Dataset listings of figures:
☆ ☆ ☆ ☆ ☆

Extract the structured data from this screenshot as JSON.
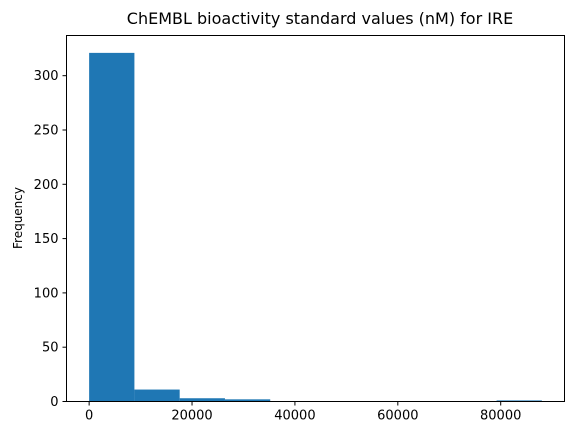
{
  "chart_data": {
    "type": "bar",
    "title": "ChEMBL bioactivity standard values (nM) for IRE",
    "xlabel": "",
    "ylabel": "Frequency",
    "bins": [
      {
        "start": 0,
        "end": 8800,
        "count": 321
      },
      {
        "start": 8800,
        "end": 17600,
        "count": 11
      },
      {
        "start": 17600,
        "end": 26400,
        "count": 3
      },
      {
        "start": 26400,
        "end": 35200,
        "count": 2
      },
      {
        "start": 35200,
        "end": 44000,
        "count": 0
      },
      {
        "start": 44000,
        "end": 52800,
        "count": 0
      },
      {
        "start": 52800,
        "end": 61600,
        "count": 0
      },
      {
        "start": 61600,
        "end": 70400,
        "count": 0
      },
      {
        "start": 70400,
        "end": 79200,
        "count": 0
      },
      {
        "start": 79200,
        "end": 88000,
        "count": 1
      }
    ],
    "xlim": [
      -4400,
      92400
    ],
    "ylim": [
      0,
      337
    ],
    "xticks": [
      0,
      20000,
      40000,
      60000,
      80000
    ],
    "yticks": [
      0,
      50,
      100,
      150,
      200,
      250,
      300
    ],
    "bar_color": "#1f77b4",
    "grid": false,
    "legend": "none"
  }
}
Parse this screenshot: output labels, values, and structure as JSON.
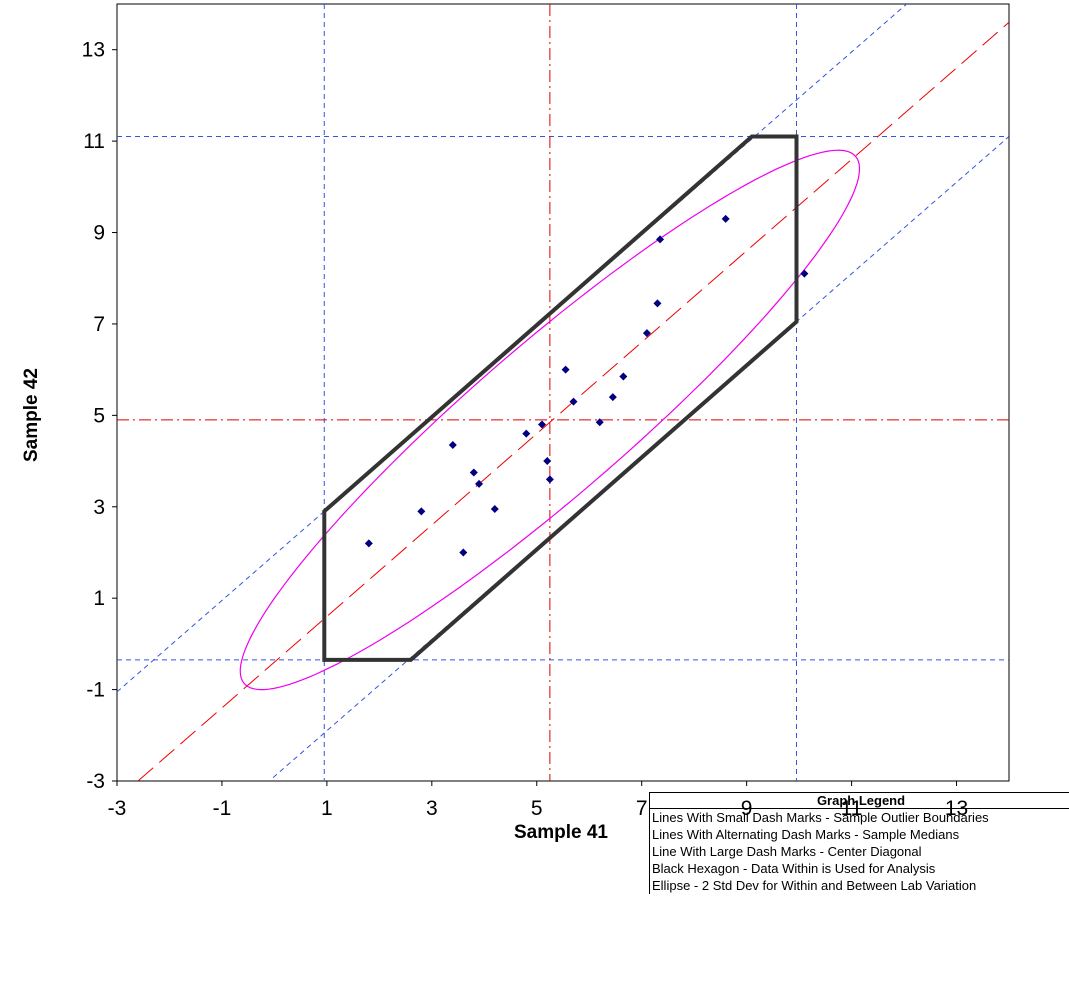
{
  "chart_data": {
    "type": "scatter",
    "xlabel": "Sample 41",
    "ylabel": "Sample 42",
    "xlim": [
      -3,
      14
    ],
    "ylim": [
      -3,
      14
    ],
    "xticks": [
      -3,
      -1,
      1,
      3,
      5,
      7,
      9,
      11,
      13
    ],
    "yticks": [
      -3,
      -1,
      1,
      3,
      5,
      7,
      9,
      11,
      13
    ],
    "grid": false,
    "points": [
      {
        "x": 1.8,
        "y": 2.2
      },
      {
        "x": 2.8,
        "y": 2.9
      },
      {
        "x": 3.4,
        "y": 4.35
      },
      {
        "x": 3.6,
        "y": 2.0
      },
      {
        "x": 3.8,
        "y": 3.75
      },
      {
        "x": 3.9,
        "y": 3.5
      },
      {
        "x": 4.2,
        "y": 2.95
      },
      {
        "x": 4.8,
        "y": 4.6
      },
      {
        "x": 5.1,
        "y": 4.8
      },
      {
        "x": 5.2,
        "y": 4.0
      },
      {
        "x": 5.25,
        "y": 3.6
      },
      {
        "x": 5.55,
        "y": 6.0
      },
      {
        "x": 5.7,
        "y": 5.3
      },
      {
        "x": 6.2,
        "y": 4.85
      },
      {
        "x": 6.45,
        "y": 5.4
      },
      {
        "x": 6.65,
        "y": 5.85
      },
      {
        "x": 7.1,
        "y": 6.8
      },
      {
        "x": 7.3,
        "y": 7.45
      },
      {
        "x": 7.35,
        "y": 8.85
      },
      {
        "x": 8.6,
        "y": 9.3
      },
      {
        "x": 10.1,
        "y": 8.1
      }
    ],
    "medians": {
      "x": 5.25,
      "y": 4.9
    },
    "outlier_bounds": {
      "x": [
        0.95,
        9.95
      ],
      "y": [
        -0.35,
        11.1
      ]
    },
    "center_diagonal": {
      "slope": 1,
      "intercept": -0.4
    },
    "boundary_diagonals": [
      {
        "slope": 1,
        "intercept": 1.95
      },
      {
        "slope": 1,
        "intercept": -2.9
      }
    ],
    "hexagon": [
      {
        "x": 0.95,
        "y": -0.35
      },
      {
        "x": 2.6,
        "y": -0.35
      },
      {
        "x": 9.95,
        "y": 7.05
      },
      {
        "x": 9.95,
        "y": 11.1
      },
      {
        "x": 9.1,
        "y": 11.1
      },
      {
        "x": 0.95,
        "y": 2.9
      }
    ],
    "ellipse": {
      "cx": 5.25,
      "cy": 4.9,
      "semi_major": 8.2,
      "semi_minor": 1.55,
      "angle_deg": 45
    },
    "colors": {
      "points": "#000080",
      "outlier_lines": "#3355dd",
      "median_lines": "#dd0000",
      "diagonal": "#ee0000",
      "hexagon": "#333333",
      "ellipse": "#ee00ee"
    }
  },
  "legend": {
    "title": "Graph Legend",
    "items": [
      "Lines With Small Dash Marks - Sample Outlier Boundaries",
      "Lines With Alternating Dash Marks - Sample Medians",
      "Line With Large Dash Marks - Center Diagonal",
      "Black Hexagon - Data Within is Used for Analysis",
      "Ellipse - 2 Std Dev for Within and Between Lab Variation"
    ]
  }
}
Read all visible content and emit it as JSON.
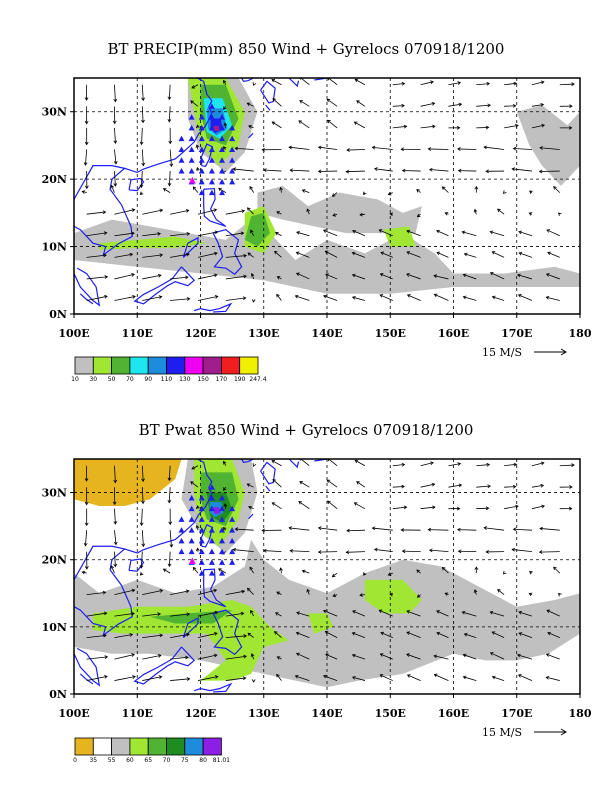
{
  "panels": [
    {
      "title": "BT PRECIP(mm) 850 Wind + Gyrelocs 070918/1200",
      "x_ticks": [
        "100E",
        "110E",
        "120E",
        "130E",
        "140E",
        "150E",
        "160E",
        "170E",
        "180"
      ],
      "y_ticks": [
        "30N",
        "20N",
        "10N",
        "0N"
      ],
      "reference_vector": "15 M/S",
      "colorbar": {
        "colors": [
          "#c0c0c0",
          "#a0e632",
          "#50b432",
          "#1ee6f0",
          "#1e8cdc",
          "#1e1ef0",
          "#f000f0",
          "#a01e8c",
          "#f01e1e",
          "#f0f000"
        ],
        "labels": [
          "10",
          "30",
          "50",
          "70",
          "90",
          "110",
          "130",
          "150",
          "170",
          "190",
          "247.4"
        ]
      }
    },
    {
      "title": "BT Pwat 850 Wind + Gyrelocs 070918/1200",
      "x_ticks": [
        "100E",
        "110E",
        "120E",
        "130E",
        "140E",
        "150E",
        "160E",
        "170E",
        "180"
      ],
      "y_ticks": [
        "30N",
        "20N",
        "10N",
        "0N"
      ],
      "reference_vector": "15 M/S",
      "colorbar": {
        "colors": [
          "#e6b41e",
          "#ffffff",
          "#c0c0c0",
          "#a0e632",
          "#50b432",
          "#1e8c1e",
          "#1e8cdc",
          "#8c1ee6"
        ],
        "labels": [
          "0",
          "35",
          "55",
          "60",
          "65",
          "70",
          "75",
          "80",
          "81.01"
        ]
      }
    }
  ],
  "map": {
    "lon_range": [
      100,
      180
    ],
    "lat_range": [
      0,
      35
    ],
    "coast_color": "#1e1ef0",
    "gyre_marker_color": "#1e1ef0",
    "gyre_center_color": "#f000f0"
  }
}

☆ ☆ ☆ ☆ ☆

EXERCISE OBJECTIVE: Quote the records above in full, dropping each picture.

COMPLETE OUTPUT:
Extract the structured data from this screenshot as JSON.
{
  "chart_data": {
    "type": "bar",
    "title": "ChEMBL bioactivity standard values (nM) for IRE",
    "xlabel": "",
    "ylabel": "Frequency",
    "bins": [
      {
        "start": 0,
        "end": 8800,
        "count": 321
      },
      {
        "start": 8800,
        "end": 17600,
        "count": 11
      },
      {
        "start": 17600,
        "end": 26400,
        "count": 3
      },
      {
        "start": 26400,
        "end": 35200,
        "count": 2
      },
      {
        "start": 35200,
        "end": 44000,
        "count": 0
      },
      {
        "start": 44000,
        "end": 52800,
        "count": 0
      },
      {
        "start": 52800,
        "end": 61600,
        "count": 0
      },
      {
        "start": 61600,
        "end": 70400,
        "count": 0
      },
      {
        "start": 70400,
        "end": 79200,
        "count": 0
      },
      {
        "start": 79200,
        "end": 88000,
        "count": 1
      }
    ],
    "xlim": [
      -4400,
      92400
    ],
    "ylim": [
      0,
      337
    ],
    "xticks": [
      0,
      20000,
      40000,
      60000,
      80000
    ],
    "yticks": [
      0,
      50,
      100,
      150,
      200,
      250,
      300
    ],
    "bar_color": "#1f77b4",
    "grid": false,
    "legend": "none"
  }
}
Parse this screenshot: output labels, values, and structure as JSON.
{
  "chart_data": {
    "type": "scatter",
    "xlabel": "Sample 41",
    "ylabel": "Sample 42",
    "xlim": [
      -3,
      14
    ],
    "ylim": [
      -3,
      14
    ],
    "xticks": [
      -3,
      -1,
      1,
      3,
      5,
      7,
      9,
      11,
      13
    ],
    "yticks": [
      -3,
      -1,
      1,
      3,
      5,
      7,
      9,
      11,
      13
    ],
    "grid": false,
    "points": [
      {
        "x": 1.8,
        "y": 2.2
      },
      {
        "x": 2.8,
        "y": 2.9
      },
      {
        "x": 3.4,
        "y": 4.35
      },
      {
        "x": 3.6,
        "y": 2.0
      },
      {
        "x": 3.8,
        "y": 3.75
      },
      {
        "x": 3.9,
        "y": 3.5
      },
      {
        "x": 4.2,
        "y": 2.95
      },
      {
        "x": 4.8,
        "y": 4.6
      },
      {
        "x": 5.1,
        "y": 4.8
      },
      {
        "x": 5.2,
        "y": 4.0
      },
      {
        "x": 5.25,
        "y": 3.6
      },
      {
        "x": 5.55,
        "y": 6.0
      },
      {
        "x": 5.7,
        "y": 5.3
      },
      {
        "x": 6.2,
        "y": 4.85
      },
      {
        "x": 6.45,
        "y": 5.4
      },
      {
        "x": 6.65,
        "y": 5.85
      },
      {
        "x": 7.1,
        "y": 6.8
      },
      {
        "x": 7.3,
        "y": 7.45
      },
      {
        "x": 7.35,
        "y": 8.85
      },
      {
        "x": 8.6,
        "y": 9.3
      },
      {
        "x": 10.1,
        "y": 8.1
      }
    ],
    "medians": {
      "x": 5.25,
      "y": 4.9
    },
    "outlier_bounds": {
      "x": [
        0.95,
        9.95
      ],
      "y": [
        -0.35,
        11.1
      ]
    },
    "center_diagonal": {
      "slope": 1,
      "intercept": -0.4
    },
    "boundary_diagonals": [
      {
        "slope": 1,
        "intercept": 1.95
      },
      {
        "slope": 1,
        "intercept": -2.9
      }
    ],
    "hexagon": [
      {
        "x": 0.95,
        "y": -0.35
      },
      {
        "x": 2.6,
        "y": -0.35
      },
      {
        "x": 9.95,
        "y": 7.05
      },
      {
        "x": 9.95,
        "y": 11.1
      },
      {
        "x": 9.1,
        "y": 11.1
      },
      {
        "x": 0.95,
        "y": 2.9
      }
    ],
    "ellipse": {
      "cx": 5.25,
      "cy": 4.9,
      "semi_major": 8.2,
      "semi_minor": 1.55,
      "angle_deg": 45
    },
    "colors": {
      "points": "#000080",
      "outlier_lines": "#3355dd",
      "median_lines": "#dd0000",
      "diagonal": "#ee0000",
      "hexagon": "#333333",
      "ellipse": "#ee00ee"
    }
  },
  "legend": {
    "title": "Graph Legend",
    "items": [
      "Lines With Small Dash Marks - Sample Outlier Boundaries",
      "Lines With Alternating Dash Marks - Sample Medians",
      "Line With Large Dash Marks - Center Diagonal",
      "Black Hexagon - Data Within is Used for Analysis",
      "Ellipse - 2 Std Dev for Within and Between Lab Variation"
    ]
  }
}
Read all visible content and emit it as JSON.
{
  "panels": [
    {
      "title": "BT PRECIP(mm) 850 Wind + Gyrelocs 070918/1200",
      "x_ticks": [
        "100E",
        "110E",
        "120E",
        "130E",
        "140E",
        "150E",
        "160E",
        "170E",
        "180"
      ],
      "y_ticks": [
        "30N",
        "20N",
        "10N",
        "0N"
      ],
      "reference_vector": "15 M/S",
      "colorbar": {
        "colors": [
          "#c0c0c0",
          "#a0e632",
          "#50b432",
          "#1ee6f0",
          "#1e8cdc",
          "#1e1ef0",
          "#f000f0",
          "#a01e8c",
          "#f01e1e",
          "#f0f000"
        ],
        "labels": [
          "10",
          "30",
          "50",
          "70",
          "90",
          "110",
          "130",
          "150",
          "170",
          "190",
          "247.4"
        ]
      }
    },
    {
      "title": "BT Pwat 850 Wind + Gyrelocs 070918/1200",
      "x_ticks": [
        "100E",
        "110E",
        "120E",
        "130E",
        "140E",
        "150E",
        "160E",
        "170E",
        "180"
      ],
      "y_ticks": [
        "30N",
        "20N",
        "10N",
        "0N"
      ],
      "reference_vector": "15 M/S",
      "colorbar": {
        "colors": [
          "#e6b41e",
          "#ffffff",
          "#c0c0c0",
          "#a0e632",
          "#50b432",
          "#1e8c1e",
          "#1e8cdc",
          "#8c1ee6"
        ],
        "labels": [
          "0",
          "35",
          "55",
          "60",
          "65",
          "70",
          "75",
          "80",
          "81.01"
        ]
      }
    }
  ],
  "map": {
    "lon_range": [
      100,
      180
    ],
    "lat_range": [
      0,
      35
    ],
    "coast_color": "#1e1ef0",
    "gyre_marker_color": "#1e1ef0",
    "gyre_center_color": "#f000f0"
  }
}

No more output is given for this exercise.